▶ Written request: Find the lines with "Oldenburger" in them and copy them out.

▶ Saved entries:
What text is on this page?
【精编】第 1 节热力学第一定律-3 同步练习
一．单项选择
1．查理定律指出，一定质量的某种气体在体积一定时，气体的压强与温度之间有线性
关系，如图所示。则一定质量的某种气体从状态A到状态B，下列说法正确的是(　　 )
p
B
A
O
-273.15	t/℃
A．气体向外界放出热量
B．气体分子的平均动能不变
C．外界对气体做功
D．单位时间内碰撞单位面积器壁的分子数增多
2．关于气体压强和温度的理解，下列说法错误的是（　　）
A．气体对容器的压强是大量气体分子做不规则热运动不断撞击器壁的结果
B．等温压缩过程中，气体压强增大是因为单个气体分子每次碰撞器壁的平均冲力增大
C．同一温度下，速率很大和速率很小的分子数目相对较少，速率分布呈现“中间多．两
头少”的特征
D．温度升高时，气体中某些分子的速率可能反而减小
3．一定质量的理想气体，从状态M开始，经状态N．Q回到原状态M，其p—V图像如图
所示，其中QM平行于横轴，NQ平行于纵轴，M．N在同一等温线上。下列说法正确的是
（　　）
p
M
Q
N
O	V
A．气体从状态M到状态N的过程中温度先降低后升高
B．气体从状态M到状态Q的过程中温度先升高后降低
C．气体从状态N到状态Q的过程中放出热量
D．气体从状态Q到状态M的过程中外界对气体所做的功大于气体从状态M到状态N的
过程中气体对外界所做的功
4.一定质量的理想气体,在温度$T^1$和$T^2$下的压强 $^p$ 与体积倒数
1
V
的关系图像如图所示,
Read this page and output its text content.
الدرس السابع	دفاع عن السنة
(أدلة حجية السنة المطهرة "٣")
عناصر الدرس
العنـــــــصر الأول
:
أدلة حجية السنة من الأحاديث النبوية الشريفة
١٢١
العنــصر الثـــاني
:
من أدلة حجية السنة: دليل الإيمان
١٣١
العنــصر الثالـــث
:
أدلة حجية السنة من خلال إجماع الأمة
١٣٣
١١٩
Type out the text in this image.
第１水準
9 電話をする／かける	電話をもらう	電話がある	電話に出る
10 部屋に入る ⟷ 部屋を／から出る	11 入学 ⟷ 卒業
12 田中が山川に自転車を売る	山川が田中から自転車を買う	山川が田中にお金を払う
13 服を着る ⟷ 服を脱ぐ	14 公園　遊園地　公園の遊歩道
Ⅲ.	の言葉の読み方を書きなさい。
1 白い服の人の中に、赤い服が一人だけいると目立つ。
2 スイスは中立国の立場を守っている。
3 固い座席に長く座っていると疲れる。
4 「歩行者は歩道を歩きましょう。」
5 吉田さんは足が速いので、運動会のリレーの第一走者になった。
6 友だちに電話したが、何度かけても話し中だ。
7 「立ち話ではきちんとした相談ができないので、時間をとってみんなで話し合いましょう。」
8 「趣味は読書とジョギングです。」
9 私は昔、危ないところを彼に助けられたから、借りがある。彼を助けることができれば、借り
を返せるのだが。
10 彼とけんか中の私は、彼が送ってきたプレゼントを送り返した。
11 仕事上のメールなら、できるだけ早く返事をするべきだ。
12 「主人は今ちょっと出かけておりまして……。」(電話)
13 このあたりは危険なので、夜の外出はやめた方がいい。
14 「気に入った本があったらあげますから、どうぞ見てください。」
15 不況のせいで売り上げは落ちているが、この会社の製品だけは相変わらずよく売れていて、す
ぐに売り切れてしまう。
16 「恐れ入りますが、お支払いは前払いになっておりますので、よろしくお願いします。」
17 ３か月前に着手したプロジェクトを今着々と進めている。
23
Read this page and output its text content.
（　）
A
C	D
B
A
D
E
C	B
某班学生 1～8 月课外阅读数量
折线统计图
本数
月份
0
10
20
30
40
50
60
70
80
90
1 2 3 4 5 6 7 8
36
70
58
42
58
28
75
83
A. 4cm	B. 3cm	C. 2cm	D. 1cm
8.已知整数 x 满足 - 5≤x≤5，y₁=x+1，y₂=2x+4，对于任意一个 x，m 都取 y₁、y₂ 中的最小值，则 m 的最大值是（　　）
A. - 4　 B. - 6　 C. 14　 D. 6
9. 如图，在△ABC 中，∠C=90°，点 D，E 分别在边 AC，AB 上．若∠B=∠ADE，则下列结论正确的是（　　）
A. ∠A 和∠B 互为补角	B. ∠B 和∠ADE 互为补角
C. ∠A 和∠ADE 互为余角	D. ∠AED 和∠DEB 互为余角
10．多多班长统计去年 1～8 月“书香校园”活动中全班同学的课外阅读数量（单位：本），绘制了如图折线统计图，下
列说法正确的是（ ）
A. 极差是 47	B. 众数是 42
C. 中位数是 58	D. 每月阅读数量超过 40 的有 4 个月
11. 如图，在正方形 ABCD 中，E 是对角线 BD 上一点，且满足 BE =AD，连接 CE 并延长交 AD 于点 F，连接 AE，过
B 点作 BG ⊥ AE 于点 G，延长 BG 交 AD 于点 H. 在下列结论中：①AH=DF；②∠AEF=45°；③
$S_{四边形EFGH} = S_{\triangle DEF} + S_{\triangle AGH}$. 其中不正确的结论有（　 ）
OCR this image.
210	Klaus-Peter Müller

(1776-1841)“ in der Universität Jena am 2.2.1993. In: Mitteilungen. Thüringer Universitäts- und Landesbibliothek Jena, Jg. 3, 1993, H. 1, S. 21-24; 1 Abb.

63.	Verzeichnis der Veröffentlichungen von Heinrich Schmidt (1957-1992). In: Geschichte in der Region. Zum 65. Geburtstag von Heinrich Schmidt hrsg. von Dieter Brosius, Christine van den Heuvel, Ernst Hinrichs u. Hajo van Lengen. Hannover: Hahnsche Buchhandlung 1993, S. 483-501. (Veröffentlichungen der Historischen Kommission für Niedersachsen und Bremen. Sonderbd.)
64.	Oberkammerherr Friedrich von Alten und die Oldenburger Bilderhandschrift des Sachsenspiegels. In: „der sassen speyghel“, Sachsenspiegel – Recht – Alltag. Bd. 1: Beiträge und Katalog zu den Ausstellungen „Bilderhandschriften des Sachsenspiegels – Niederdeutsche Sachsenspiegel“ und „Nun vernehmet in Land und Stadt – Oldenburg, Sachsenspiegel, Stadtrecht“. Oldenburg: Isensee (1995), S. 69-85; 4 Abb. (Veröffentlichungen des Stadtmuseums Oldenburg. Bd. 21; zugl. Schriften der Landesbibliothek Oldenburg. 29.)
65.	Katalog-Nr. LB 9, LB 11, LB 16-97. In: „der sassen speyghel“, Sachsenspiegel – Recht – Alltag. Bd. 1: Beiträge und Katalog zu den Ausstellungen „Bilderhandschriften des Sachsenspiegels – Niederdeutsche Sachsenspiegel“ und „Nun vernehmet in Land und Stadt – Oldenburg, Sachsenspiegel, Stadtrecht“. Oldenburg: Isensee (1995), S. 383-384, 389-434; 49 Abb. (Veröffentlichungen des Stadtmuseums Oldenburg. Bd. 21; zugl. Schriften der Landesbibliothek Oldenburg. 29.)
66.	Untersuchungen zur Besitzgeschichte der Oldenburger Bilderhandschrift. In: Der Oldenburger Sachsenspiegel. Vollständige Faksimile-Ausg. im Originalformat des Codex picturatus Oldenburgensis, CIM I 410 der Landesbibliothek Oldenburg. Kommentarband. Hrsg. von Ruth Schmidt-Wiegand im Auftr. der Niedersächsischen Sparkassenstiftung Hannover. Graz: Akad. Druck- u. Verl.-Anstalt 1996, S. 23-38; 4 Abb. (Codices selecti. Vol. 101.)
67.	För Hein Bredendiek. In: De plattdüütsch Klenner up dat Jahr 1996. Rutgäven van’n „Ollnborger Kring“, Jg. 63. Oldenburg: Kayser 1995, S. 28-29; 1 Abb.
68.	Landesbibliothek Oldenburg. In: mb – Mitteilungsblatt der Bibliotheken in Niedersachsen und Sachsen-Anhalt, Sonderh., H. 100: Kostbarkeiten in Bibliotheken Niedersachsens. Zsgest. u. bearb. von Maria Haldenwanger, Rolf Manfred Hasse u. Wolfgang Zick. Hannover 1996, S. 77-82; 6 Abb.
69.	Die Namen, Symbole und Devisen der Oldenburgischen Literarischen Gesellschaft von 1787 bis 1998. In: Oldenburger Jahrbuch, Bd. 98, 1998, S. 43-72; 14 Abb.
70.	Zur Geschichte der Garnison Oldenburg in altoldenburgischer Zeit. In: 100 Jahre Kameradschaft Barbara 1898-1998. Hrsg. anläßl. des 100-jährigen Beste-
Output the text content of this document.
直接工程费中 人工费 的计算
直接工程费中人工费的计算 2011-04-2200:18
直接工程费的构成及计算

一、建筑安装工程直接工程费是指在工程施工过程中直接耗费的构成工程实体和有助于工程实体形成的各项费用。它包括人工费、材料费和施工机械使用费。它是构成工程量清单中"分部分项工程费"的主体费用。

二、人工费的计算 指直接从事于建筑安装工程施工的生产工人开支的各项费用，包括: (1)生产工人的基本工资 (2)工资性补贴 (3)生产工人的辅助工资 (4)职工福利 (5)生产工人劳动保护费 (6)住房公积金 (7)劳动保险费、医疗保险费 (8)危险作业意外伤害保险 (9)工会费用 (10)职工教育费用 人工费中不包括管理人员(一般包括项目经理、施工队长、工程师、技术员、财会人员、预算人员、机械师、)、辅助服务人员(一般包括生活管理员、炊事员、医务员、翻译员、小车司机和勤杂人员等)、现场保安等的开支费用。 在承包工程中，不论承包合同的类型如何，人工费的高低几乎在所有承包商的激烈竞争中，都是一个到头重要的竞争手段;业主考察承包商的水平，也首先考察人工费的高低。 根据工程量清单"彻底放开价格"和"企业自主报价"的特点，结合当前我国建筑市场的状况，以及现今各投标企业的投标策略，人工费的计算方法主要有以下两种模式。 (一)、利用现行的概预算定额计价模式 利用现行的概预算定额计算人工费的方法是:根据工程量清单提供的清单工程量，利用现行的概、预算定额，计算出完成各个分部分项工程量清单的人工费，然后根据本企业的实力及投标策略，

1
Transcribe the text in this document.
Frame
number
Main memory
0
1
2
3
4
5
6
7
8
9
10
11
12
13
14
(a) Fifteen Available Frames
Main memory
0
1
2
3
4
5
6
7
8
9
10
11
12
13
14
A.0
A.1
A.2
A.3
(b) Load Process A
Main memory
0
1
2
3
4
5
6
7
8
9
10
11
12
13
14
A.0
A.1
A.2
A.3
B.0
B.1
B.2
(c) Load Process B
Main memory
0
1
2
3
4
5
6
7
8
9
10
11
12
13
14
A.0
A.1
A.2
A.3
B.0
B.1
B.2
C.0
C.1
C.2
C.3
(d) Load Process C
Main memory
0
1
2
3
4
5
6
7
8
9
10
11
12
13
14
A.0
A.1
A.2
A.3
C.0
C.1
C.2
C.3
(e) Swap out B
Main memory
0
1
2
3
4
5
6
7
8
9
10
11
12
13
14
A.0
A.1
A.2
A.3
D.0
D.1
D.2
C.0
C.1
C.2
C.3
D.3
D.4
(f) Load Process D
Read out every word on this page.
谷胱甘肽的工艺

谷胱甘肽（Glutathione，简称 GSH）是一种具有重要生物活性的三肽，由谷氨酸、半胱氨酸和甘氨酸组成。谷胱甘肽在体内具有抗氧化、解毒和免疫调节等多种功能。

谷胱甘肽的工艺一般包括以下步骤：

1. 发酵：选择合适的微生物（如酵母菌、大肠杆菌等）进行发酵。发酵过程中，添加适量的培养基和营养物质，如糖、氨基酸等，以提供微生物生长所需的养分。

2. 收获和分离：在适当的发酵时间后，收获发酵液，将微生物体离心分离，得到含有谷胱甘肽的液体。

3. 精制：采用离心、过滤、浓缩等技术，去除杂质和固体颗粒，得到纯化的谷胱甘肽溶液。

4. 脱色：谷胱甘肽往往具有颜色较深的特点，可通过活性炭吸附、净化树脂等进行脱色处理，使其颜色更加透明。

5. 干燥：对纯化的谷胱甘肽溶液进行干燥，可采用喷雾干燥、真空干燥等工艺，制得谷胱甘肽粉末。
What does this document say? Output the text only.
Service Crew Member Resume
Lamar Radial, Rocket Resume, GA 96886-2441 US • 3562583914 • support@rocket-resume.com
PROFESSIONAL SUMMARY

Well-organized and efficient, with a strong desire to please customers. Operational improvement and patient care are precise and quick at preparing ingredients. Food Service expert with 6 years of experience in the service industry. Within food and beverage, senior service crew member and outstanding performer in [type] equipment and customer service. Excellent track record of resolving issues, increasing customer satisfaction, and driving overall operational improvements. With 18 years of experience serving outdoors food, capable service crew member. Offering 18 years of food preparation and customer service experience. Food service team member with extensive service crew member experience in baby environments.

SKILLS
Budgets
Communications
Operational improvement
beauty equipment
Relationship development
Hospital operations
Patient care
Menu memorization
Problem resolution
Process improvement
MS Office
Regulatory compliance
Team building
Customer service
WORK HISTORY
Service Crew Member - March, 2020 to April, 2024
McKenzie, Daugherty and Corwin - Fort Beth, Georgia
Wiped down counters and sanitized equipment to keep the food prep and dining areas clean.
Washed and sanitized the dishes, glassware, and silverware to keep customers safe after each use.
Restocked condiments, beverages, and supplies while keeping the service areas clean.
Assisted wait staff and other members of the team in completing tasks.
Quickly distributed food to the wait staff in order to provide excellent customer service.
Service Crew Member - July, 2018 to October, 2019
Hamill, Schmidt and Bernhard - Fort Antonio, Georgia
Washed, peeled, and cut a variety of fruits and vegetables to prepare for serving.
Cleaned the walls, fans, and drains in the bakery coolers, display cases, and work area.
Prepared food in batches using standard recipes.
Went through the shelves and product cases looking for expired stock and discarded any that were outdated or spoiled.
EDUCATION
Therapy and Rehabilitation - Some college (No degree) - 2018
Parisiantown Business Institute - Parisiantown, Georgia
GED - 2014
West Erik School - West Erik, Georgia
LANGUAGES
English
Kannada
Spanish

▶ Written response:
64.	Oberkammerherr Friedrich von Alten und die Oldenburger Bilderhandschrift des Sachsenspiegels. In: „der sassen speyghel“, Sachsenspiegel – Recht – Alltag. Bd. 1: Beiträge und Katalog zu den Ausstellungen „Bilderhandschriften des Sachsenspiegels – Niederdeutsche Sachsenspiegel“ und „Nun vernehmet in Land und Stadt – Oldenburg, Sachsenspiegel, Stadtrecht“. Oldenburg: Isensee (1995), S. 69-85; 4 Abb. (Veröffentlichungen des Stadtmuseums Oldenburg. Bd. 21; zugl. Schriften der Landesbibliothek Oldenburg. 29.)
66.	Untersuchungen zur Besitzgeschichte der Oldenburger Bilderhandschrift. In: Der Oldenburger Sachsenspiegel. Vollständige Faksimile-Ausg. im Originalformat des Codex picturatus Oldenburgensis, CIM I 410 der Landesbibliothek Oldenburg. Kommentarband. Hrsg. von Ruth Schmidt-Wiegand im Auftr. der Niedersächsischen Sparkassenstiftung Hannover. Graz: Akad. Druck- u. Verl.-Anstalt 1996, S. 23-38; 4 Abb. (Codices selecti. Vol. 101.)
69.	Die Namen, Symbole und Devisen der Oldenburgischen Literarischen Gesellschaft von 1787 bis 1998. In: Oldenburger Jahrbuch, Bd. 98, 1998, S. 43-72; 14 Abb.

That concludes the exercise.